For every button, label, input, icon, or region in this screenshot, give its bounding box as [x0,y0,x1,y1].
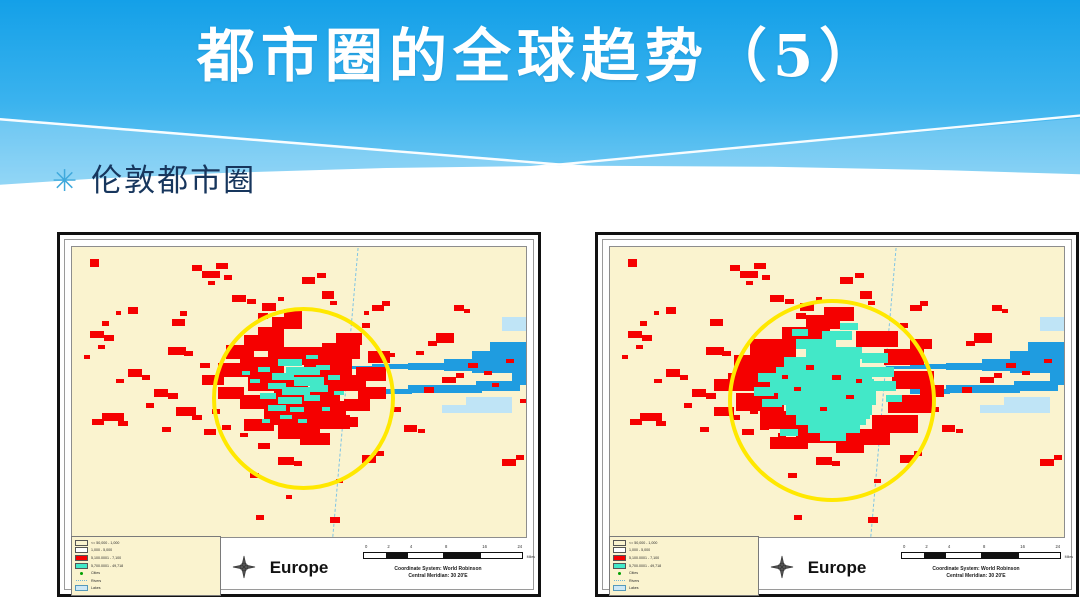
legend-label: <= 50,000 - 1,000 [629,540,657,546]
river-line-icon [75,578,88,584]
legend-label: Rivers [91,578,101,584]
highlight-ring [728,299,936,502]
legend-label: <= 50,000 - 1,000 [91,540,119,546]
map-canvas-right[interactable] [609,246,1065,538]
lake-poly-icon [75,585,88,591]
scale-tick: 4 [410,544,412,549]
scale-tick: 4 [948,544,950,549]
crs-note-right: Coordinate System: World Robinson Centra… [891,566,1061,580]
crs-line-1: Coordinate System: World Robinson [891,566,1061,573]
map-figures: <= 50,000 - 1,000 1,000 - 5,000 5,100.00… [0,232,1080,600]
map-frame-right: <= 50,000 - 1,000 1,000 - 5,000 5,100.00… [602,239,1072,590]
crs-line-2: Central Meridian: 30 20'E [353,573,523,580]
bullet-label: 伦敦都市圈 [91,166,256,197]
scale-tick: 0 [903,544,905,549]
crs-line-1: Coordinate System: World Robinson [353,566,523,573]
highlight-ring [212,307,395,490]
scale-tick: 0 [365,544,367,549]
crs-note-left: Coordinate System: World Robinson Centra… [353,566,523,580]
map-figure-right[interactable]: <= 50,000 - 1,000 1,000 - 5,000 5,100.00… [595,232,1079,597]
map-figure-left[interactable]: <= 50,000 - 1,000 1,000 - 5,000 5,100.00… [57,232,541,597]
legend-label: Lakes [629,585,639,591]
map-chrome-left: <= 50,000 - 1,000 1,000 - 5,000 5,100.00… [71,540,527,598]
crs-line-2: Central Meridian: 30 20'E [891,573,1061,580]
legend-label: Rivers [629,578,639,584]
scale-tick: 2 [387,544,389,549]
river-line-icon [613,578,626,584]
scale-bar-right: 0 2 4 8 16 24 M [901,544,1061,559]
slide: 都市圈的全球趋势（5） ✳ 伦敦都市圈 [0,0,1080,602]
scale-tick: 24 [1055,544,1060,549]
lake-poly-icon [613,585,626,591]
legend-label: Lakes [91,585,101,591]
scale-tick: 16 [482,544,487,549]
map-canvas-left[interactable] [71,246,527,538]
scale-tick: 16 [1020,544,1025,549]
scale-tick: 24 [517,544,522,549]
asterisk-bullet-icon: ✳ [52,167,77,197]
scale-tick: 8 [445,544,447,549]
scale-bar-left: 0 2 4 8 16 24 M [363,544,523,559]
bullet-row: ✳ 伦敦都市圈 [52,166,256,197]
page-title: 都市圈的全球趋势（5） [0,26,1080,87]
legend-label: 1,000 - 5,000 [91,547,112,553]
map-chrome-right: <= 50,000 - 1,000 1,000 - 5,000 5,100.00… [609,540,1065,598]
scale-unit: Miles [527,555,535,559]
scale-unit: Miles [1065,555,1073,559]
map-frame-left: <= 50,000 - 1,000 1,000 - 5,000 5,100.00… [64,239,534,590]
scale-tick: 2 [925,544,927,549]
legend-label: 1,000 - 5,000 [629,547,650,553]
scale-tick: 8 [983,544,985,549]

- - - - - - -

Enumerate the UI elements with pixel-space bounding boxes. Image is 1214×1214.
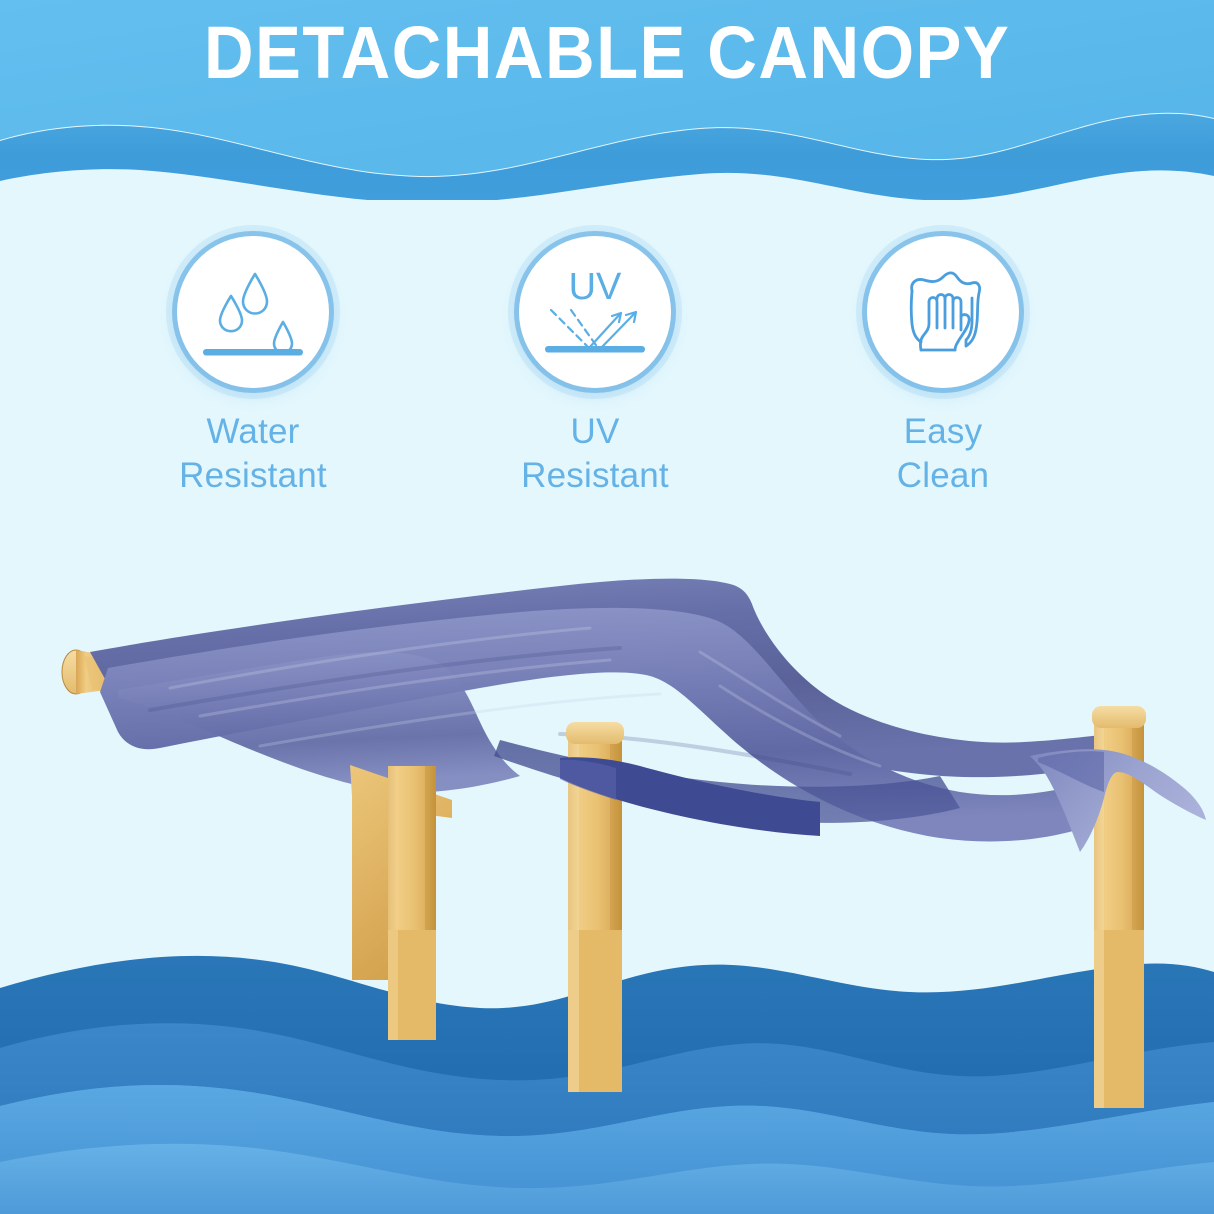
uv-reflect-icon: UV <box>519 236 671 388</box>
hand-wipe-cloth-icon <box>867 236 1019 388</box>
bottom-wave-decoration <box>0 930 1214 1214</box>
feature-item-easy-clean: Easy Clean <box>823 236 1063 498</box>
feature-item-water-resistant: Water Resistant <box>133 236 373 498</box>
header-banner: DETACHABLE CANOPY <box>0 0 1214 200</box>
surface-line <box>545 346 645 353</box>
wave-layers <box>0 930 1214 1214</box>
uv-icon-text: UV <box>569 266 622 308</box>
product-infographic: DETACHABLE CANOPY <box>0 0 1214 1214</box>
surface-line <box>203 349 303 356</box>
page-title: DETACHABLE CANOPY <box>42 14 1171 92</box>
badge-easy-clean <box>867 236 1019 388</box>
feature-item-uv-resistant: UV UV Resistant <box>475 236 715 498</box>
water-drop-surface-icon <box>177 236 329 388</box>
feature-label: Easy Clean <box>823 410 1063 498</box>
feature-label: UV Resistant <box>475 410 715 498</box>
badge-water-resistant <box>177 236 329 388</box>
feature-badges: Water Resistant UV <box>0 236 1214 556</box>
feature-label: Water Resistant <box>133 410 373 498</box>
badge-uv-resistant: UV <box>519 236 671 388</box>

- - - - - - -

- [Stated task] Please rewrite the rows starting at "legend-label: <= 50,000 - 1,000 [629,540,657,546]" and ending at "scale-tick: 4 [410,544,412,549]", renaming "Rivers" to "Streams" and leaving everything else the same. Give back only those rows.

- [Answer to this exercise]
legend-label: <= 50,000 - 1,000 [629,540,657,546]
river-line-icon [75,578,88,584]
legend-label: Streams [91,578,101,584]
highlight-ring [728,299,936,502]
legend-label: <= 50,000 - 1,000 [91,540,119,546]
map-canvas-right[interactable] [609,246,1065,538]
lake-poly-icon [75,585,88,591]
scale-tick: 4 [410,544,412,549]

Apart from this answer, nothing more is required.